***** Dataset records *****

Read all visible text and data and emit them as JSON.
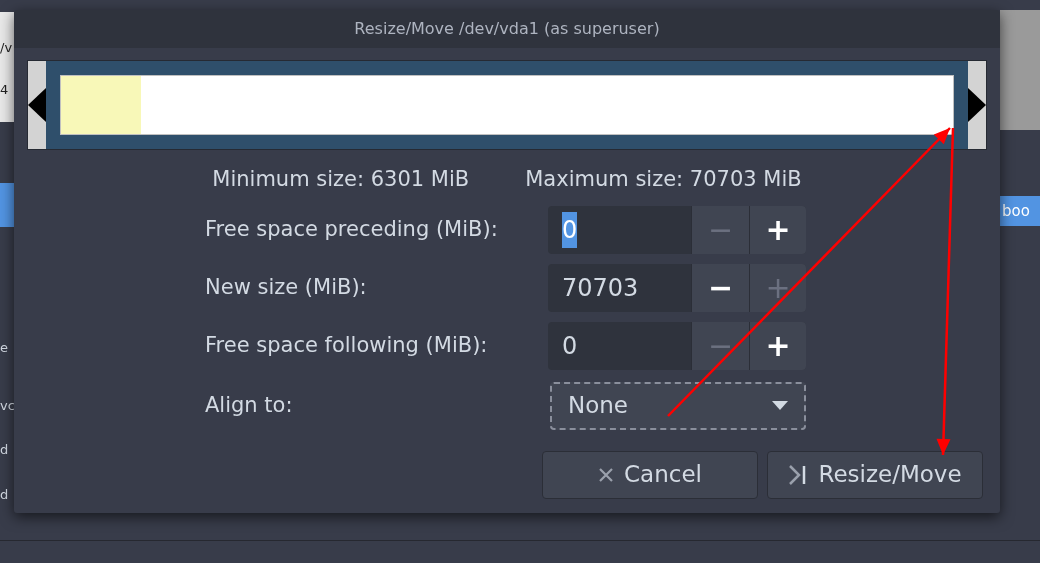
{
  "background_window": {
    "fragments": [
      {
        "text": "/v"
      },
      {
        "text": "4"
      },
      {
        "text": "e"
      },
      {
        "text": "vc"
      },
      {
        "text": "d"
      },
      {
        "text": "d"
      }
    ],
    "right_fragments": [
      {
        "text": "boo"
      }
    ]
  },
  "dialog": {
    "title": "Resize/Move /dev/vda1 (as superuser)",
    "partition_bar": {
      "level": 0.09
    },
    "minimum_size": "Minimum size: 6301 MiB",
    "maximum_size": "Maximum size: 70703 MiB",
    "fields": [
      {
        "label": "Free space preceding (MiB):",
        "value": "0",
        "value_selected": true,
        "minus": "−",
        "plus": "+",
        "minus_disabled": true,
        "plus_disabled": false
      },
      {
        "label": "New size (MiB):",
        "value": "70703",
        "value_selected": false,
        "minus": "−",
        "plus": "+",
        "minus_disabled": false,
        "plus_disabled": true
      },
      {
        "label": "Free space following (MiB):",
        "value": "0",
        "value_selected": false,
        "minus": "−",
        "plus": "+",
        "minus_disabled": true,
        "plus_disabled": false
      }
    ],
    "align": {
      "label": "Align to:",
      "value": "None",
      "focused": true
    },
    "buttons": [
      {
        "label": "Cancel",
        "kind": "cancel"
      },
      {
        "label": "Resize/Move",
        "kind": "apply"
      }
    ]
  }
}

*****

_Goal_
Report only how many lines of the listing hold the word "label".

_Result for this task_
6